• **Texto selecionado**:
•••

Livros sobre as mulheres nos tempos do “Estado Novo”

1 – “Antes do 25 de Abril era proibido” de António Costa Santos

Nas diversas iniciativas integradas nas comemorações da Revolução de 1974 em que participei, entre março e maio, numa data tão especial como é a do seu cinquentenário, a maioria colocava o enfoque na situação das mulheres portuguesas. No antes e no depois. Duas metades de um século. Não terá sido por acaso – é um ângulo ideal para compreender o espírito do “Estado Novo”. Do corporativismo, enquanto doutrina totalitária e enquanto movimento anti personalista, que combatia, por igual, o comunismo e o liberalismo, condenando radicalmente o individualismo. A sua primeira principal vítima sacrificial seria a mulher. A mulher, em geral, e a mulher casada, em particular, porque a sua individualidade se fundia no núcleo familiar, e ficava sujeita à autoridade do marido, a quem, tal como os seus próprios filhos, devia obediência. Nessa unidade orgânica, como nas empresas, na sociedade ou na política, os papéis eram definidos pelo Estado, que zelava pela sua rígida conservação. O homem detinha a chefia da família, como Salazar a chefia do Governo. Cada marido era um micro ditador doméstico, à imagem e semelhança do Grande Ditador nacional. Cabia-lhes interpretar e decidir o “bem comum” do seu agregado, mandar, censurar, proibir…

Muitas das proibições legais de então, hoje, causam espanto ou fazem-nos rir. Para quem queira, percorrer, ludicamente, a lista de alguns dos mais incríveis tabus do salazarismo, recomenda-se o livro referido em epígrafe. Faltará, aqui e ali, rigor científico, em alguns casos, especificidades verdadeiras nos anos trinta, já não o eram nos anos sessenta ou setenta, por força da alteração de mentalidades e costumes… De qualquer modo, dá-nos uma narrativa bem conseguida e engraçada do que “era proibido”. Vejamos: As senhoras andarem nas ruas sozinhas; As mulheres entrarem na igreja de cabeça descoberta; As mulheres casadas viajarem para o estrangeiro sem autorização do marido (nem que fosse apenas a Badajoz, ou a Vigo, comprar doçarias); As mulheres saírem à noite sozinhas; Minissaias nos liceus; Biquínis nas praias; O matrimónio às mulheres em certas profissões, professoras, enfermeiras, hospedeiras de bordo (salvo se conseguissem autorização do Governo!): as mulheres ingressarem em profissões, como a magistratura e a diplomacia, e, genericamente, ocuparem posições de chefia…

Embora em menor número, também havia, evidentemente, ditames aplicáveis a ambos os sexos, entre os quais: beber coca-cola, jogar cartas nos comboios; dar beijos em público, ler certos livros, ver alguns filmes, ouvir certos discos; usar isqueiro ou andar de bicicleta, sem prévia licença, assim como participar em “ajuntamentos de mais de três pessoas”.

•••

• **Dados fornecidos**:
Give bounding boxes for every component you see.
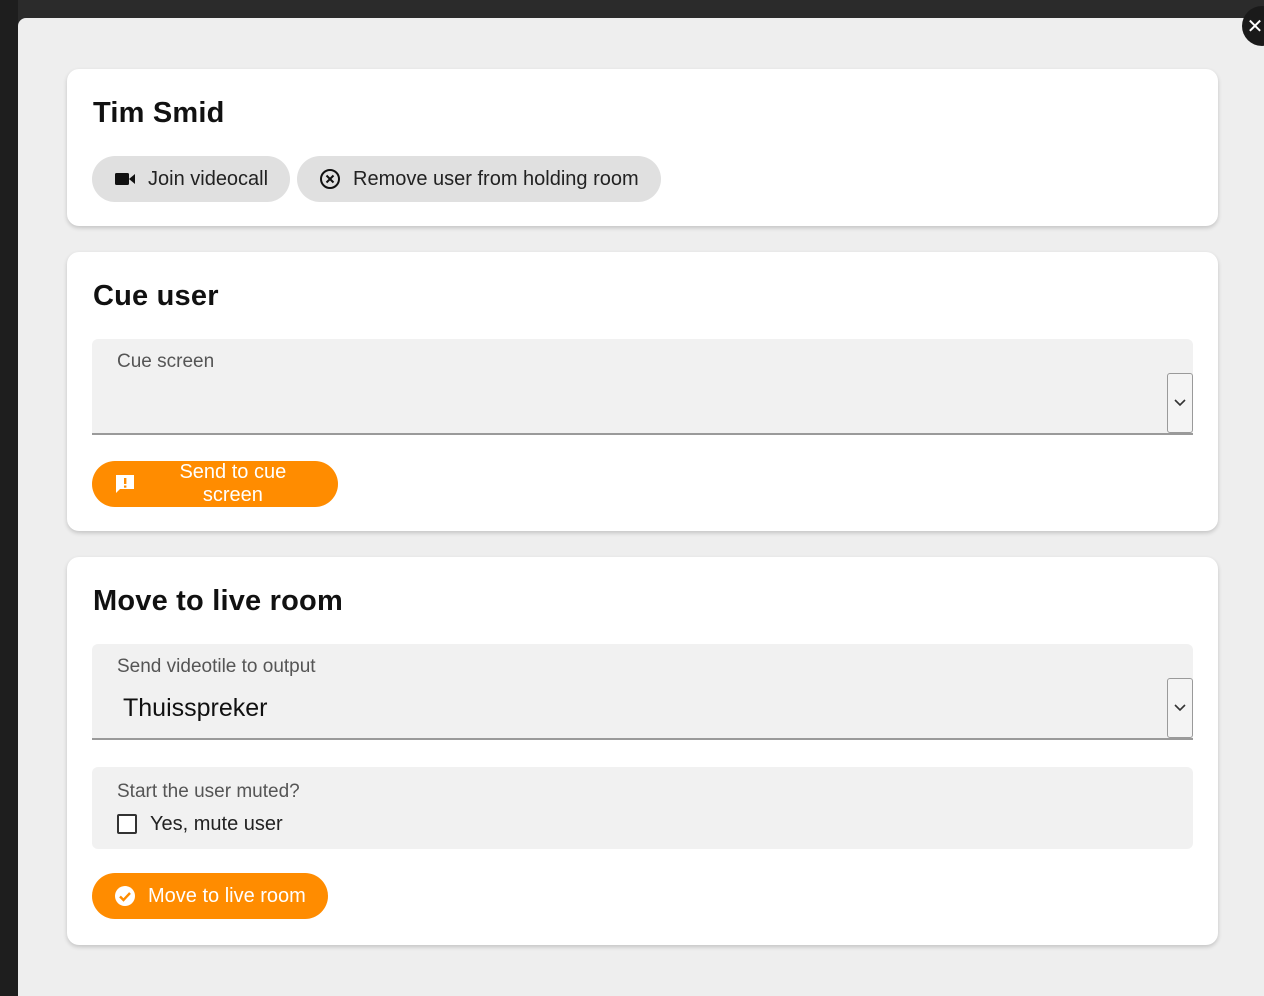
live-room-card: Move to live room Send videotile to outp… <box>67 557 1218 945</box>
live-room-title: Move to live room <box>93 585 343 617</box>
remove-from-holding-room-button[interactable]: Remove user from holding room <box>297 156 661 202</box>
mute-question-label: Start the user muted? <box>117 781 300 802</box>
cue-user-title: Cue user <box>93 280 219 312</box>
cue-screen-label: Cue screen <box>117 351 215 372</box>
join-videocall-button[interactable]: Join videocall <box>92 156 290 202</box>
user-modal: Tim Smid Join videocall Remove user from… <box>18 18 1264 996</box>
remove-user-label: Remove user from holding room <box>353 167 639 190</box>
send-to-cue-label: Send to cue screen <box>179 461 287 506</box>
mute-user-checkbox[interactable] <box>117 814 137 834</box>
chevron-down-icon[interactable] <box>1167 678 1193 738</box>
output-label: Send videotile to output <box>117 656 316 677</box>
output-value: Thuisspreker <box>123 694 268 722</box>
join-videocall-label: Join videocall <box>148 167 269 190</box>
chevron-down-icon[interactable] <box>1167 373 1193 433</box>
user-name: Tim Smid <box>93 97 225 129</box>
move-to-live-room-button[interactable]: Move to live room <box>92 873 328 919</box>
cue-screen-select[interactable]: Cue screen <box>92 339 1193 435</box>
move-to-live-label: Move to live room <box>148 884 306 907</box>
mute-user-checkbox-label[interactable]: Yes, mute user <box>150 813 283 836</box>
check-circle-icon <box>112 883 138 909</box>
page-backdrop <box>0 0 18 996</box>
circle-x-icon <box>317 166 343 192</box>
output-select[interactable]: Send videotile to output Thuisspreker <box>92 644 1193 740</box>
message-alert-icon <box>112 471 138 497</box>
mute-option-group: Start the user muted? Yes, mute user <box>92 767 1193 849</box>
send-to-cue-screen-button[interactable]: Send to cue screen <box>92 461 338 507</box>
cue-user-card: Cue user Cue screen Send to cue screen <box>67 252 1218 531</box>
user-card: Tim Smid Join videocall Remove user from… <box>67 69 1218 226</box>
video-camera-icon <box>112 166 138 192</box>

•••

• **Tarefa proposta A**: Resume em duas frases o texto sobre as mulheres no Estado Novo.
• **Tarefa proposta B**: Prossegue o texto sobre as mulheres no Estado Novo a partir da sua última frase.

• **Resposta escrita A**: O texto apresenta a situação das mulheres como um ângulo ideal para compreender o espírito do Estado Novo, em que a mulher casada ficava sujeita à autoridade do marido, chefe da família tal como Salazar era chefe do Governo. Recomenda também o livro "Antes do 25 de Abril era proibido", de António Costa Santos, que enumera proibições da época, como as mulheres casadas viajarem para o estrangeiro sem autorização do marido, e ainda interditos aplicáveis a ambos os sexos, como dar beijos em público.

• **Resposta escrita B**:
2 – A cada um o seu lugar – a política feminina do Estado Novo” de Irene Flunser Pimentel

Este é um livro dirigido a um público muito diferente, uma obra de referência sobre o tema, um brilhante e premiado estudo académico, que nos elucida sobre o lugar que era alocado ás mulheres, na doutrina e nas leis da Ditadura, e que escalpeliza as estratégias que serviram os fins, acantonando o sexo feminino na esfera da domesticidade e bloqueando os canais de ascensão social e profissional, (segundo o sexo e a classe social), a começar pelo ensino e a acabar no afunilamento das oportunidades de trabalho e na discriminação salarial.

O princípio da igualdade, consagrado na Constituição de 1933, exceciona, quanto às mulheres, as desigualdades justificadas pela sua “natureza” e pelo “interesse da família”.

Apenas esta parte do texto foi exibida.